▸ **Exercise 1**:
List the events in Jesus's life that the sermon excerpt on the ascension mentions.
▸ **Exercise 2**:
Write out the records word for word, without the pictures. Begin at the first line of the records and stop after the line that contains "Extract all elements".

▸ **Source extract**:
────────────────

Alistair Begg addresses these questions today on Truth for Life. Father, thank you for the privilege of giving our voices as part of the great cacophony of praise which ascends to you this day from nations and languages all around the world and from the angelic throng around your throne in heaven. And we pray that as we have sought your help in singing, we seek your help in studying, and ask that your blessing may attend our meditation upon your Word. For we pray in Christ's name.

Amen. Luke chapter 24 and verse 50, when he had led them out to the vicinity of Bethany, he lifted up his hands and blessed them. While he was blessing them, he left them and was taken up into heaven. Then they worshiped him and returned to Jerusalem with great joy.

And they stayed continually at the temple, praising God. If you're using an NIV, you will see that above verse 50 there are just two words, namely the ascension. The ascension, the departure of Christ into heaven, is arguably the least considered aspect of the work of Christ. The average person in the street will know something about the birth of Jesus, if they know anything at all. They will probably, and certainly this week, know something about the death of Jesus.

But if you were to ask them where Jesus presently is or what he is currently doing, they probably would be at sea. And Luke ends his Gospel with the story of the ascension, and he begins his second volume—namely, the Book of Acts—also with a description, a more detailed description, of the ascension. A moment's thought will make clear that without the ascension, the story is incomplete.

────────────────

▸ **Input for this task**:
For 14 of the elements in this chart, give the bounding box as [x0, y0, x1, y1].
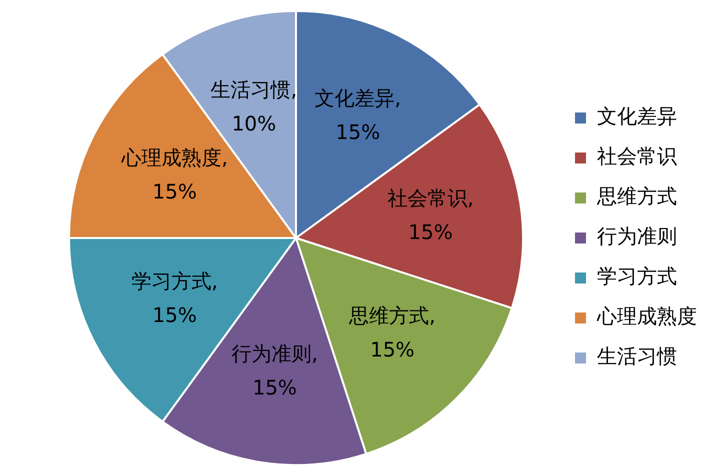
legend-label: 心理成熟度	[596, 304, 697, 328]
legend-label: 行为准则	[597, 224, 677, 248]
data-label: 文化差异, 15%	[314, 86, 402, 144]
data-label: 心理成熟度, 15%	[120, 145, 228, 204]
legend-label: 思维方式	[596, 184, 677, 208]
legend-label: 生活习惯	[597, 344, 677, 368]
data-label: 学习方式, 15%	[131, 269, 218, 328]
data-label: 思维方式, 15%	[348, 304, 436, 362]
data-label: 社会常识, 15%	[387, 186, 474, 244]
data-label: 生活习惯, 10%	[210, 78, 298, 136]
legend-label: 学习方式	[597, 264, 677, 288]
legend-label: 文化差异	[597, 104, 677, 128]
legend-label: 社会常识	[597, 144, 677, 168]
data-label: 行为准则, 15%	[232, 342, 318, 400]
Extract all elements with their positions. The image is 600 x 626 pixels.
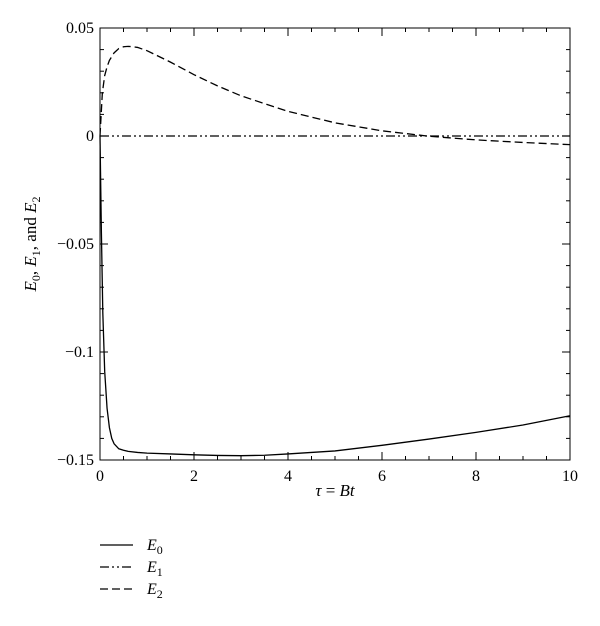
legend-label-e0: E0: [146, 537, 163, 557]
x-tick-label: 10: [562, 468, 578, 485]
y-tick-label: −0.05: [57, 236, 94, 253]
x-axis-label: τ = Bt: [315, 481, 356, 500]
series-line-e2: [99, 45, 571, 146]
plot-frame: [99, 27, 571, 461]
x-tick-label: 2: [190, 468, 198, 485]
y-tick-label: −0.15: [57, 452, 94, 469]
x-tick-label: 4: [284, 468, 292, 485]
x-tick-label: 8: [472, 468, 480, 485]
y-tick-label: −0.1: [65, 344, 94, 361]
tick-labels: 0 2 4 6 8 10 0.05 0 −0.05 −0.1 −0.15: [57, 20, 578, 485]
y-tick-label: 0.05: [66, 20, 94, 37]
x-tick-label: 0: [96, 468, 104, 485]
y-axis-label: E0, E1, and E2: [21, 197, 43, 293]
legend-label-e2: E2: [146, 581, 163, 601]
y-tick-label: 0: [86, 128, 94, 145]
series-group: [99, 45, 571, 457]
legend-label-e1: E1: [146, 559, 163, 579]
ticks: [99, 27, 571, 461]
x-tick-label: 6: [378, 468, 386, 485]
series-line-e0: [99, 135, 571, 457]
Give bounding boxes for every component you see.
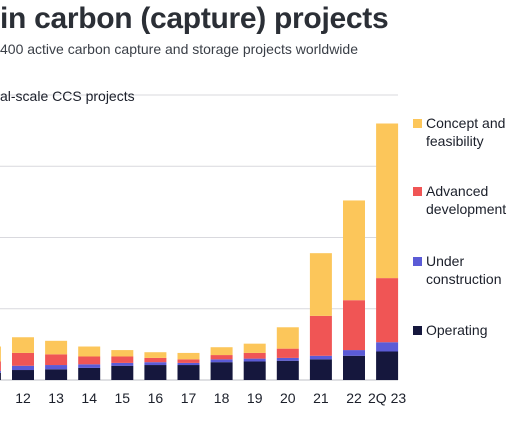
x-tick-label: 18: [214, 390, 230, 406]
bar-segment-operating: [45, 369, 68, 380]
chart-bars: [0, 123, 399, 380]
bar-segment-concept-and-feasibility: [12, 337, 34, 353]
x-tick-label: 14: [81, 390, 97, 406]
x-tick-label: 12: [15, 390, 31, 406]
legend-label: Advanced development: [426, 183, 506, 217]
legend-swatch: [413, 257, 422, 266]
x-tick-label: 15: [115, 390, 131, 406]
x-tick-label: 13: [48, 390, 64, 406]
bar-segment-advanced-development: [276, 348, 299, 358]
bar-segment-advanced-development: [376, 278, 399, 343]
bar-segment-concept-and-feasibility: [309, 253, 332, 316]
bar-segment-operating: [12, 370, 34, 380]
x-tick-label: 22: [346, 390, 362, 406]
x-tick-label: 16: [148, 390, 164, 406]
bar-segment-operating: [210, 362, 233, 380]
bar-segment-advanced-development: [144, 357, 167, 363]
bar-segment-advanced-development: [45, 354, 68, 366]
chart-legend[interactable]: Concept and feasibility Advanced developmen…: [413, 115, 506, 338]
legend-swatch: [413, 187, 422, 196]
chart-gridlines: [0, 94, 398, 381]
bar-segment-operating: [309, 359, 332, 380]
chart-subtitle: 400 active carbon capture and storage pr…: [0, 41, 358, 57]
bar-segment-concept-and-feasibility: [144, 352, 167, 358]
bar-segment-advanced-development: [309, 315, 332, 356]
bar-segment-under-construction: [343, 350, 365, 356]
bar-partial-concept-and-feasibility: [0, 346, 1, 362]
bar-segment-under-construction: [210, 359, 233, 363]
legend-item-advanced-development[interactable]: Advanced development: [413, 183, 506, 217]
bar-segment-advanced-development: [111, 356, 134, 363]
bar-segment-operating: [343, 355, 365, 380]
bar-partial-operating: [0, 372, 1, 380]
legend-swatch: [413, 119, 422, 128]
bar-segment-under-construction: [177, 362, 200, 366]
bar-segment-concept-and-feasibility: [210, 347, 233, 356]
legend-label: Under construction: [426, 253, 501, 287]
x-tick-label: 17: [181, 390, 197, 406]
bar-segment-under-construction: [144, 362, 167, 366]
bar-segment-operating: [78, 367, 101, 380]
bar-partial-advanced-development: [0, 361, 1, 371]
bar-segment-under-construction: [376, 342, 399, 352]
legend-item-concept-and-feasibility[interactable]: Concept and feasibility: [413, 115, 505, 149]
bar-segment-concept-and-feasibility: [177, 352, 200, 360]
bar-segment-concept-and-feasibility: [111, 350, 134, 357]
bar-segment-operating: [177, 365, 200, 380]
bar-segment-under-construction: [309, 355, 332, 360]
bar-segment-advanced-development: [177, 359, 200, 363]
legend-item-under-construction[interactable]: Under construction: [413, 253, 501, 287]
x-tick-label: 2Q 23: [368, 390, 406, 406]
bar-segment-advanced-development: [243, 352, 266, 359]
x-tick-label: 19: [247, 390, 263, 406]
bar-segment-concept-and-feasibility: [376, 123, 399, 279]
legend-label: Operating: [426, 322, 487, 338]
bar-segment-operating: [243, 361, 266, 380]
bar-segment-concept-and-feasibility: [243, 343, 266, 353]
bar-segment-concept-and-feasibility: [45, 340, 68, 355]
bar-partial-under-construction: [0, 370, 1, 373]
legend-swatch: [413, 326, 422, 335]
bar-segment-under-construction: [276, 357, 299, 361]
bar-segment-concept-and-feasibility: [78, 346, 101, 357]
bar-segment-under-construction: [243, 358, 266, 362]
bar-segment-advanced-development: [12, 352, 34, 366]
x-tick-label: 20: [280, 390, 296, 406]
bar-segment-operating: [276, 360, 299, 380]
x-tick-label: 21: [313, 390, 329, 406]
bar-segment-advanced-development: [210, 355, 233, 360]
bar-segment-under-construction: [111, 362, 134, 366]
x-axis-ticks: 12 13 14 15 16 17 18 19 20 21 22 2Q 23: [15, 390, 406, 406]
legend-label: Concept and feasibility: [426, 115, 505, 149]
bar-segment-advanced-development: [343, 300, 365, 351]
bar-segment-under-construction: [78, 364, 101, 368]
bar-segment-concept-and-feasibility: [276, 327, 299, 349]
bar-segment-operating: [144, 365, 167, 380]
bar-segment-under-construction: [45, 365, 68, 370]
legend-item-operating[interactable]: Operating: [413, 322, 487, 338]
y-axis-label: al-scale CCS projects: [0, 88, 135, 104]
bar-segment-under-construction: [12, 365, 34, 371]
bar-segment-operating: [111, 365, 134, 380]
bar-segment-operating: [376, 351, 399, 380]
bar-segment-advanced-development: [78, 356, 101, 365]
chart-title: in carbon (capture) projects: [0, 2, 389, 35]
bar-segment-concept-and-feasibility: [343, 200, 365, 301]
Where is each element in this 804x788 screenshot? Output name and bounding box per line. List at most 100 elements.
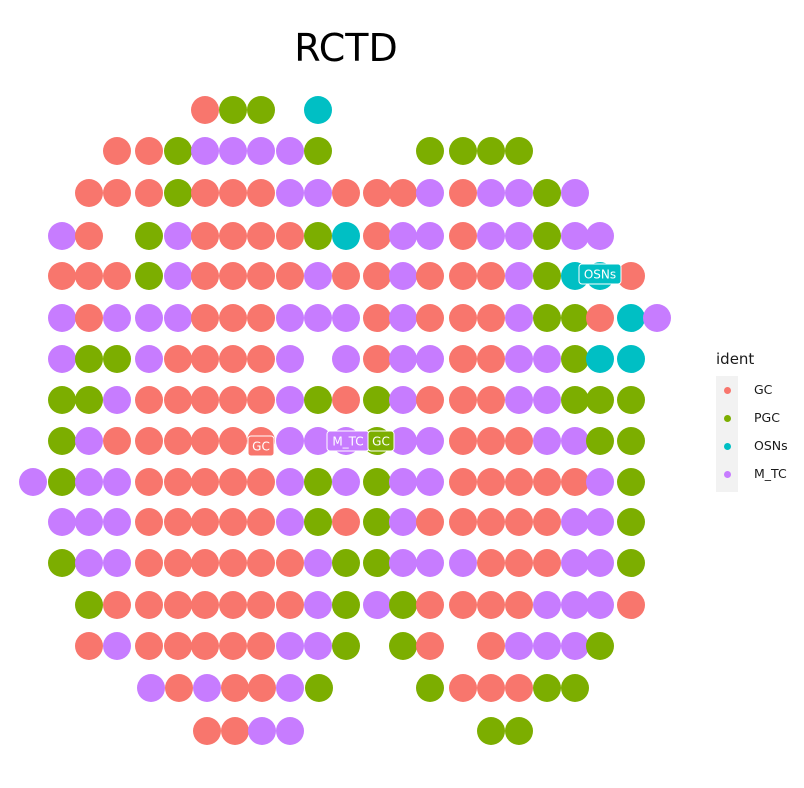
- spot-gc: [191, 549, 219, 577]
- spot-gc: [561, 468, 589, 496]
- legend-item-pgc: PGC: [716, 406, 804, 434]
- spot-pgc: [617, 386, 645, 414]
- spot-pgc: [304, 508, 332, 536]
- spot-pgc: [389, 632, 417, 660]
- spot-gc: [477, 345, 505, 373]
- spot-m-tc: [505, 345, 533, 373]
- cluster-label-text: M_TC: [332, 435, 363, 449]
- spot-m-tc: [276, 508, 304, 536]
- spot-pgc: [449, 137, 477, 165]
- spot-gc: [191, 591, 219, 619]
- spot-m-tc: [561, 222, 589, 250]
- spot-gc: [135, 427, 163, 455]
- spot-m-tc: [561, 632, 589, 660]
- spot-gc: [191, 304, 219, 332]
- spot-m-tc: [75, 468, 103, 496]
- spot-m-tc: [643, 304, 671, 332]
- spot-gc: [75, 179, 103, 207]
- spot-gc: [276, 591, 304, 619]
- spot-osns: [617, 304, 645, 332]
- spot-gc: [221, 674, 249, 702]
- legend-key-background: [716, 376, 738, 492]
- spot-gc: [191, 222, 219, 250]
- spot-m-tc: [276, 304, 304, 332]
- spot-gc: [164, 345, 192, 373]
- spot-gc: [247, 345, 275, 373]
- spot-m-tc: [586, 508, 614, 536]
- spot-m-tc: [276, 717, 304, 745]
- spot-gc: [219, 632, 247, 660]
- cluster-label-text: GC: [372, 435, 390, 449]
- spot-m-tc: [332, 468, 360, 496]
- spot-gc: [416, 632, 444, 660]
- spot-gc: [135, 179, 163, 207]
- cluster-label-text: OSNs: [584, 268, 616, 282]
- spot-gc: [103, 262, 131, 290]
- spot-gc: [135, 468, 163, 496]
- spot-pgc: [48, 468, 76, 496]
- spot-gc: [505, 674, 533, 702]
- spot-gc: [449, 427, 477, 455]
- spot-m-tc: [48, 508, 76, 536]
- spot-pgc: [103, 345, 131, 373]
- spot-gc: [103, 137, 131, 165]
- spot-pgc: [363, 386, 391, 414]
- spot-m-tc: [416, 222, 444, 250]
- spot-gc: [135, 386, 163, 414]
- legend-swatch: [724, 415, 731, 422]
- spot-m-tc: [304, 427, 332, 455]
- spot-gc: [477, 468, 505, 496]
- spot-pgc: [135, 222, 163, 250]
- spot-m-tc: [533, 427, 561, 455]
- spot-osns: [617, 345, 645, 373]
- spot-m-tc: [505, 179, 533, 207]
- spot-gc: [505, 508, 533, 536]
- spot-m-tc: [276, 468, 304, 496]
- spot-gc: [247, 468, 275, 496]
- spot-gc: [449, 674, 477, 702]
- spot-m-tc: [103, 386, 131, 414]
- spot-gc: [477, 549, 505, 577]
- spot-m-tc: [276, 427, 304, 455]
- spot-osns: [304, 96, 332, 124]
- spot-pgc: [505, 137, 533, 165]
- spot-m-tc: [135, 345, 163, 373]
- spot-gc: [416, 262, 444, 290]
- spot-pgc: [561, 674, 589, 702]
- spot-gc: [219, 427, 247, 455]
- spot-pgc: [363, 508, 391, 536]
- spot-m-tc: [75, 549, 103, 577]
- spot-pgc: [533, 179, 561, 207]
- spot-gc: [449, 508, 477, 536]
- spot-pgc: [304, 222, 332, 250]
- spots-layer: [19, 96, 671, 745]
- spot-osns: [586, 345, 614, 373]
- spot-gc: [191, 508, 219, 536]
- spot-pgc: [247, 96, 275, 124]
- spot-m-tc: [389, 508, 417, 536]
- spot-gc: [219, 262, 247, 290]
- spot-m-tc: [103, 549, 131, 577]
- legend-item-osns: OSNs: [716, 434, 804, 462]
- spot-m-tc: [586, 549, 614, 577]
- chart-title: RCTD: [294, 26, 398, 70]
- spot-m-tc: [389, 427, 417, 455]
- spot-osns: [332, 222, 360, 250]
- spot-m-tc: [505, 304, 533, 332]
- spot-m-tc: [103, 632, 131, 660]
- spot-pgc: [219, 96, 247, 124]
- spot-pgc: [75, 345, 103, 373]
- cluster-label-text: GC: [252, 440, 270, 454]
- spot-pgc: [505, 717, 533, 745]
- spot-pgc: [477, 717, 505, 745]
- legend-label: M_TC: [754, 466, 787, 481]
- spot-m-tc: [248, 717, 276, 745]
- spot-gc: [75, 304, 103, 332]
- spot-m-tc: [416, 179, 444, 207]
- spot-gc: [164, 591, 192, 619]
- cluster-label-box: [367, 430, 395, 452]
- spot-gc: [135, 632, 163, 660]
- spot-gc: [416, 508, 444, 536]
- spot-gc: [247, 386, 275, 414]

────────────────

▸ **Answer 1**:
- The birth of Jesus
- The death of Jesus
- The ascension

▸ **Answer 2**:
For 14 of the elements in this chart, give the bounding box as [x0, y0, x1, y1].
legend-label: 心理成熟度	[596, 304, 697, 328]
legend-label: 行为准则	[597, 224, 677, 248]
data-label: 文化差异, 15%	[314, 86, 402, 144]
data-label: 心理成熟度, 15%	[120, 145, 228, 204]
legend-label: 思维方式	[596, 184, 677, 208]
legend-label: 生活习惯	[597, 344, 677, 368]
data-label: 学习方式, 15%	[131, 269, 218, 328]
data-label: 思维方式, 15%	[348, 304, 436, 362]
data-label: 社会常识, 15%	[387, 186, 474, 244]
data-label: 生活习惯, 10%	[210, 78, 298, 136]
legend-label: 学习方式	[597, 264, 677, 288]
legend-label: 文化差异	[597, 104, 677, 128]
legend-label: 社会常识	[597, 144, 677, 168]
data-label: 行为准则, 15%	[232, 342, 318, 400]
Extract all elements with their positions. The image is 600 x 626 pixels.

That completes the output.